• _Instructions for the task_
Write out each line in which the string "Воспоминания" is present.
— begin —
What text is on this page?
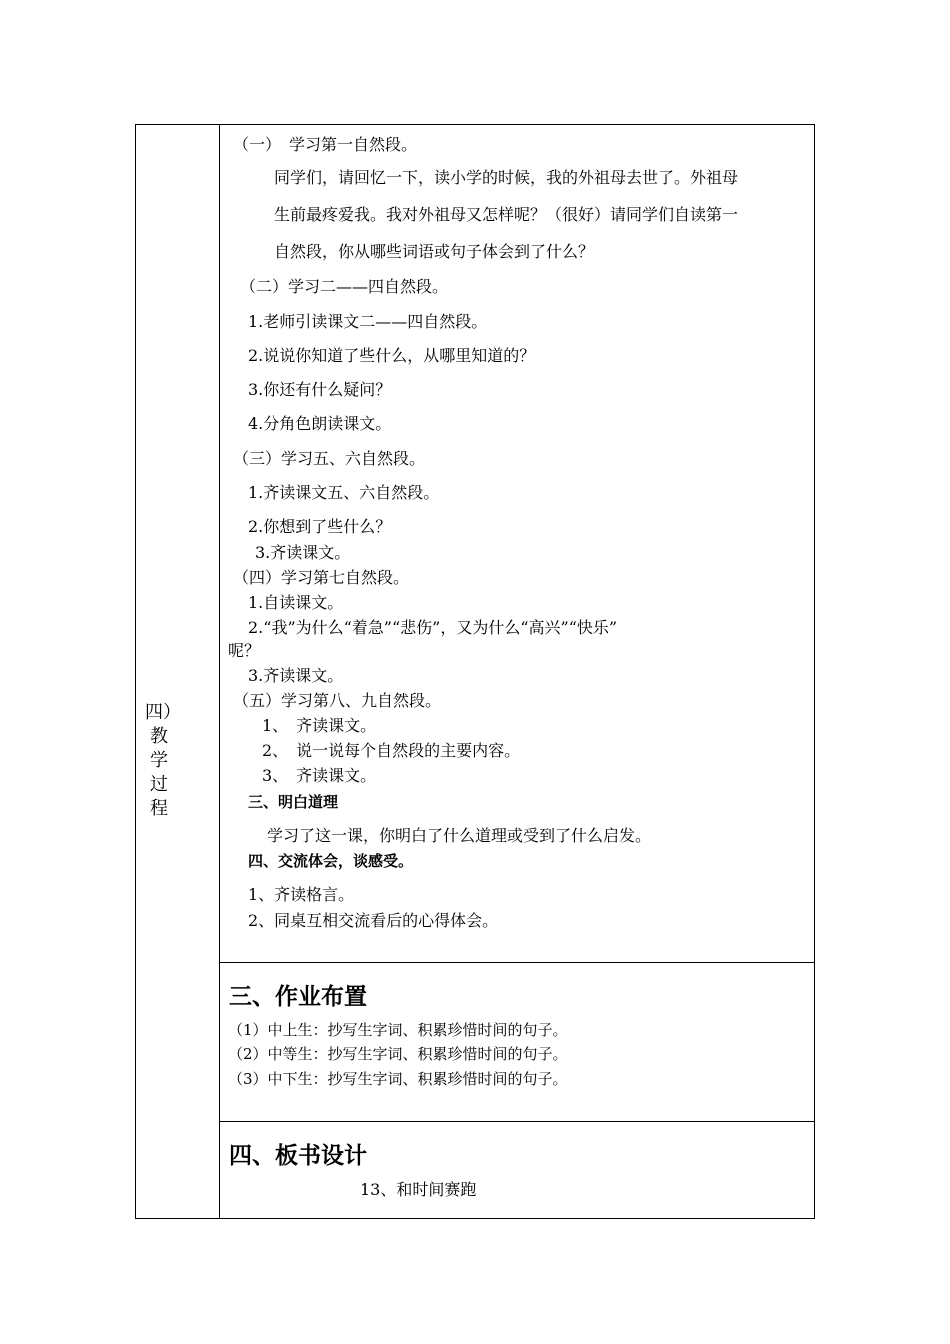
四）
教
学
过
程
（一）　学习第一自然段。
同学们，请回忆一下，读小学的时候，我的外祖母去世了。外祖母
生前最疼爱我。我对外祖母又怎样呢？（很好）请同学们自读第一
自然段，你从哪些词语或句子体会到了什么？
（二）学习二——四自然段。
1.老师引读课文二——四自然段。
2.说说你知道了些什么，从哪里知道的？
3.你还有什么疑问？
4.分角色朗读课文。
（三）学习五、六自然段。
1.齐读课文五、六自然段。
2.你想到了些什么？
3.齐读课文。
（四）学习第七自然段。
1.自读课文。
2.“我”为什么“着急”“悲伤”，又为什么“高兴”“快乐”
呢？
3.齐读课文。
（五）学习第八、九自然段。
1、　齐读课文。
2、　说一说每个自然段的主要内容。
3、　齐读课文。
三、明白道理
学习了这一课，你明白了什么道理或受到了什么启发。
四、交流体会，谈感受。
1、齐读格言。
2、同桌互相交流看后的心得体会。
三、作业布置
（1）中上生：抄写生字词、积累珍惜时间的句子。
（2）中等生：抄写生字词、积累珍惜时间的句子。
（3）中下生：抄写生字词、积累珍惜时间的句子。
四、板书设计
13、和时间赛跑
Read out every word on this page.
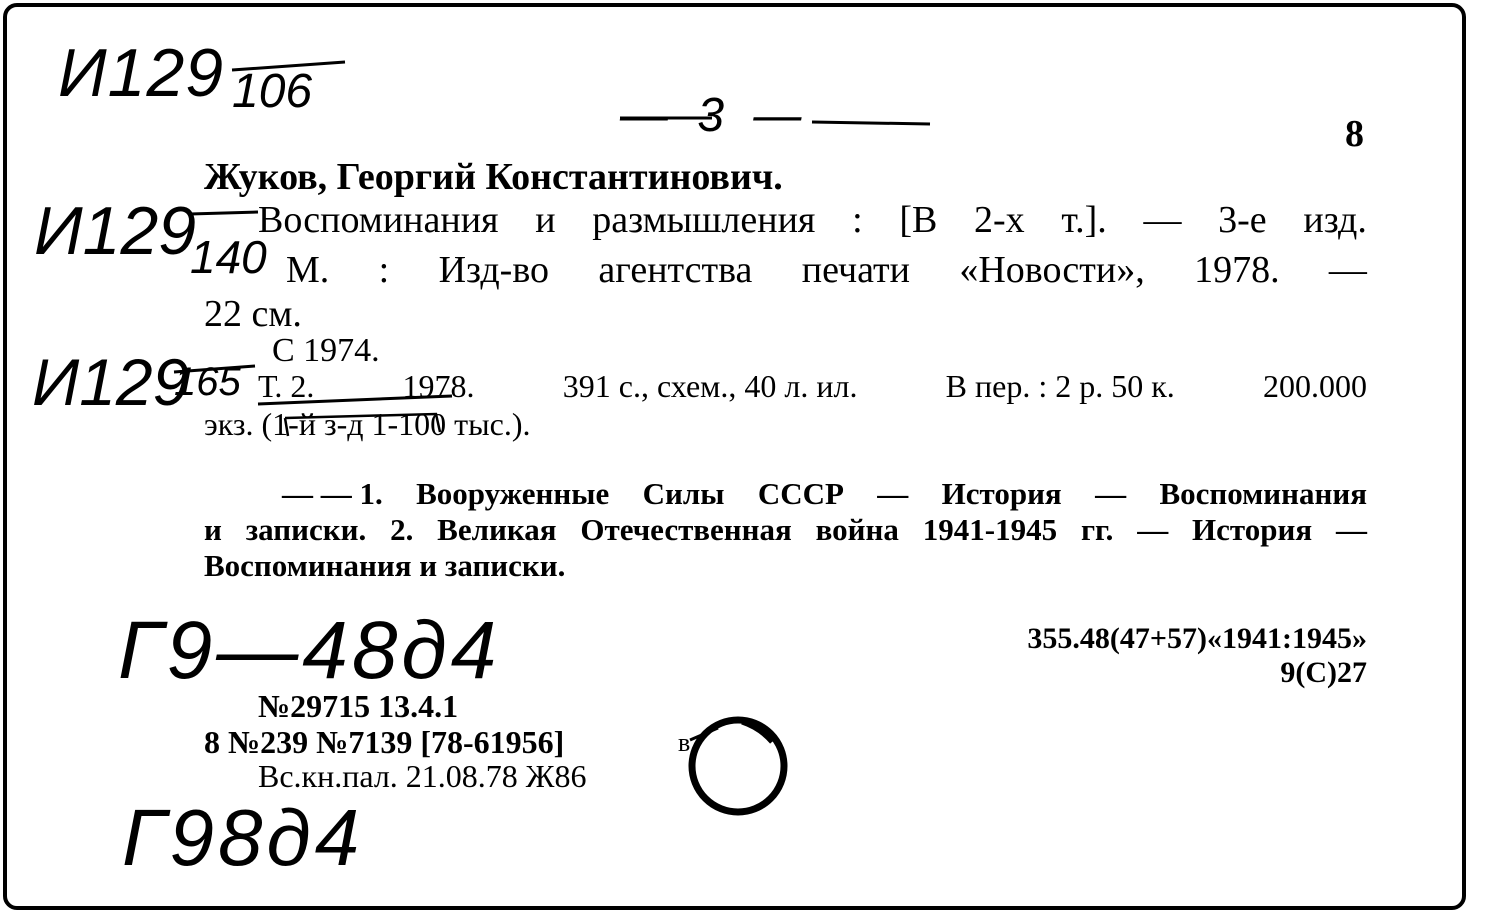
И129 106
И129
140
И129
165
— 3 —
Г9—48д4
Г98д4
8
Жуков, Георгий Константинович.
Воспоминания и размышления : [В 2-х т.]. — 3-е изд.
М. : Изд-во агентства печати «Новости», 1978. —
22 см.
С 1974.
Т. 2.	1978.	391 с., схем., 40 л. ил.	В пер. : 2 р. 50 к.	200.000
экз. (1-й з-д 1-100 тыс.).
— — 1. Вооруженные Силы СССР — История — Воспоминания
и записки. 2. Великая Отечественная война 1941-1945 гг. — История —
Воспоминания и записки.
355.48(47+57)«1941:1945»
9(С)27
№29715 13.4.1
8 №239 №7139 [78-61956]	в
Вс.кн.пал. 21.08.78 Ж86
— end —
• _Reply_
Воспоминания и размышления : [В 2-х т.]. — 3-е изд.
— — 1. Вооруженные Силы СССР — История — Воспоминания
Воспоминания и записки.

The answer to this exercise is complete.